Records
= = = = =
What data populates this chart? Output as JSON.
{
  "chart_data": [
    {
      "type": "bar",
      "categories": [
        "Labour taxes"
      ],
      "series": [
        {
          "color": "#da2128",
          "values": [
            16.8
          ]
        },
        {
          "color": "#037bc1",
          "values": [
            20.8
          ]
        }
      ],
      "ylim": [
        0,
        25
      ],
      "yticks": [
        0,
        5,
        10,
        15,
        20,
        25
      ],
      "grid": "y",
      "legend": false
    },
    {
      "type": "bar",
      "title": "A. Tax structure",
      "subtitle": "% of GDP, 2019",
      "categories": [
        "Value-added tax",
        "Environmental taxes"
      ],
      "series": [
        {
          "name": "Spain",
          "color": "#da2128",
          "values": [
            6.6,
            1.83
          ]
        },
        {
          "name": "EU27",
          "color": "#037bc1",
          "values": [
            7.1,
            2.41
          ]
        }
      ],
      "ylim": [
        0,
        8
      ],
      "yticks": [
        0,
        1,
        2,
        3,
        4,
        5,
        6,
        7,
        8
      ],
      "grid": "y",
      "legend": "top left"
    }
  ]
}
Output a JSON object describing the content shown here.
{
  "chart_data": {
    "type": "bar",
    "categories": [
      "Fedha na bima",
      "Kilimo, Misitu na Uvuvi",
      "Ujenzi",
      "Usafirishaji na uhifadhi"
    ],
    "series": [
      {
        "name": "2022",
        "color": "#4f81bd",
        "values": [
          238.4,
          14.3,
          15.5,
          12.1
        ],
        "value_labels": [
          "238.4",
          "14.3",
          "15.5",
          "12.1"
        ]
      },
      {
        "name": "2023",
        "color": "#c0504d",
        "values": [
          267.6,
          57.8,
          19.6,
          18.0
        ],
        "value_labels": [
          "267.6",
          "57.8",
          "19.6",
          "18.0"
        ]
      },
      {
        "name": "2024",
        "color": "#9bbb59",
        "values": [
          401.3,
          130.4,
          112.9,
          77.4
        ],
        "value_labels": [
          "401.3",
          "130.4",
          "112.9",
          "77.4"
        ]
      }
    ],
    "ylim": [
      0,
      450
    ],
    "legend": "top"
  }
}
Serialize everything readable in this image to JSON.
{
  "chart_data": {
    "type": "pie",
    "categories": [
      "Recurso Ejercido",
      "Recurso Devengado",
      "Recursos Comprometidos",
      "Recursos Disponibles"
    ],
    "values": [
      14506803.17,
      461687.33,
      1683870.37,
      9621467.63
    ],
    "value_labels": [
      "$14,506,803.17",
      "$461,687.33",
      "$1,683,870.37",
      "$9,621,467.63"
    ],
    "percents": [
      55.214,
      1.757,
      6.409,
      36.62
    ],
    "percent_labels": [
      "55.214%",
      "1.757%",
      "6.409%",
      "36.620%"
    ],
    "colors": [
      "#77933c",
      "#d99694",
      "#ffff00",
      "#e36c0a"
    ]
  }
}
= = = = =
- _Problem requirements_
Count the lines of these entries that hold the string "legend", and give only that number.

- _Answer in full_
3